▸ CHALLENGE: Copy every line from the records below that holds the word "ЛИЧНИК".

▸ PROVIDED INFORMATION:
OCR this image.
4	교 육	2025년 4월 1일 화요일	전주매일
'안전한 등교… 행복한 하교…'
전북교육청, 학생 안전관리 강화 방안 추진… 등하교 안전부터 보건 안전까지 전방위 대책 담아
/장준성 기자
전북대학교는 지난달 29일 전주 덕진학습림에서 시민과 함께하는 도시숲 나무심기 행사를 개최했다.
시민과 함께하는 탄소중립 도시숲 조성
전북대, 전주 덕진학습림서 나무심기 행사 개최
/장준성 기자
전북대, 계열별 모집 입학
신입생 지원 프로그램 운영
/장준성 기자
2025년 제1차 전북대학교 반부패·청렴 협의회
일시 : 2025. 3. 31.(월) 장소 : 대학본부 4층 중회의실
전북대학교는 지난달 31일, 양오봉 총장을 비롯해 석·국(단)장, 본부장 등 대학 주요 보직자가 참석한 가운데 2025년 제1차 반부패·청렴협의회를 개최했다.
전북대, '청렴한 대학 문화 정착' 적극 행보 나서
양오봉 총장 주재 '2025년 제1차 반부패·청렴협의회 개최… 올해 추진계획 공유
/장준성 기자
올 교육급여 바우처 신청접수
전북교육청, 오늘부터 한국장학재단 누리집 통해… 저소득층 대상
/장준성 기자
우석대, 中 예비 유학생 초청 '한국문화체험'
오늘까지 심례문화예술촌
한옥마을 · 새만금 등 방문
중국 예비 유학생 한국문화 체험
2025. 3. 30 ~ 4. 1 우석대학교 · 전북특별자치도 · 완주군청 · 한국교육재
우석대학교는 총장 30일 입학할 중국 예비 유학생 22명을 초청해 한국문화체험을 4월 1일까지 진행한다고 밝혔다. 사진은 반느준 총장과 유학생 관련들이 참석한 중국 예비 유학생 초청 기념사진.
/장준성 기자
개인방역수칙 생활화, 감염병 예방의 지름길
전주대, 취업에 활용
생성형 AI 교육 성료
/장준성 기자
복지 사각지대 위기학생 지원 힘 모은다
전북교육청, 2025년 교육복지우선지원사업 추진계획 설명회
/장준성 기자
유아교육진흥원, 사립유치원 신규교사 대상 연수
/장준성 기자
--
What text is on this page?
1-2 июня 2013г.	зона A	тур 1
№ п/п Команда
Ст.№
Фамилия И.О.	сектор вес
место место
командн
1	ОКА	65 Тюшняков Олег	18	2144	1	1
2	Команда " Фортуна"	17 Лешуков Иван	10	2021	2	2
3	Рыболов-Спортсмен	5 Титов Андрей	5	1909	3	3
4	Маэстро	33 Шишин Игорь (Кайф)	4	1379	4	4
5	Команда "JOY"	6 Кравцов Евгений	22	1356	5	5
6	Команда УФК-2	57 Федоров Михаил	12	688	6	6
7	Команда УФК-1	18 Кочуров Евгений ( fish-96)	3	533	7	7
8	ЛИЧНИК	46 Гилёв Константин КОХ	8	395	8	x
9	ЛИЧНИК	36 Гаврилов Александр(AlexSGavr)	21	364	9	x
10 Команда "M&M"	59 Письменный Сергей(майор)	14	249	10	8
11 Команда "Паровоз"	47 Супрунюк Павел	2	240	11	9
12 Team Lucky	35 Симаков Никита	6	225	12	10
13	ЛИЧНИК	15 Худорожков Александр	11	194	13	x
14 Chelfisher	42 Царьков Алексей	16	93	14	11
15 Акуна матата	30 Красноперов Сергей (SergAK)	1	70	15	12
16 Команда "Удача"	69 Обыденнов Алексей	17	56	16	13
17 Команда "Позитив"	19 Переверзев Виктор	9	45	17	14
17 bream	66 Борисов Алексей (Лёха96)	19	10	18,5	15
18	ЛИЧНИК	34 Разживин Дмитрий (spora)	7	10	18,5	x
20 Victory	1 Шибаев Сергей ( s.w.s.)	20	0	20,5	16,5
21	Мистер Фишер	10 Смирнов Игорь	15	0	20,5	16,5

▸ COMPLETED TASK:
8	ЛИЧНИК	46 Гилёв Константин КОХ	8	395	8	x
9	ЛИЧНИК	36 Гаврилов Александр(AlexSGavr)	21	364	9	x
13	ЛИЧНИК	15 Худорожков Александр	11	194	13	x
18	ЛИЧНИК	34 Разживин Дмитрий (spora)	7	10	18,5	x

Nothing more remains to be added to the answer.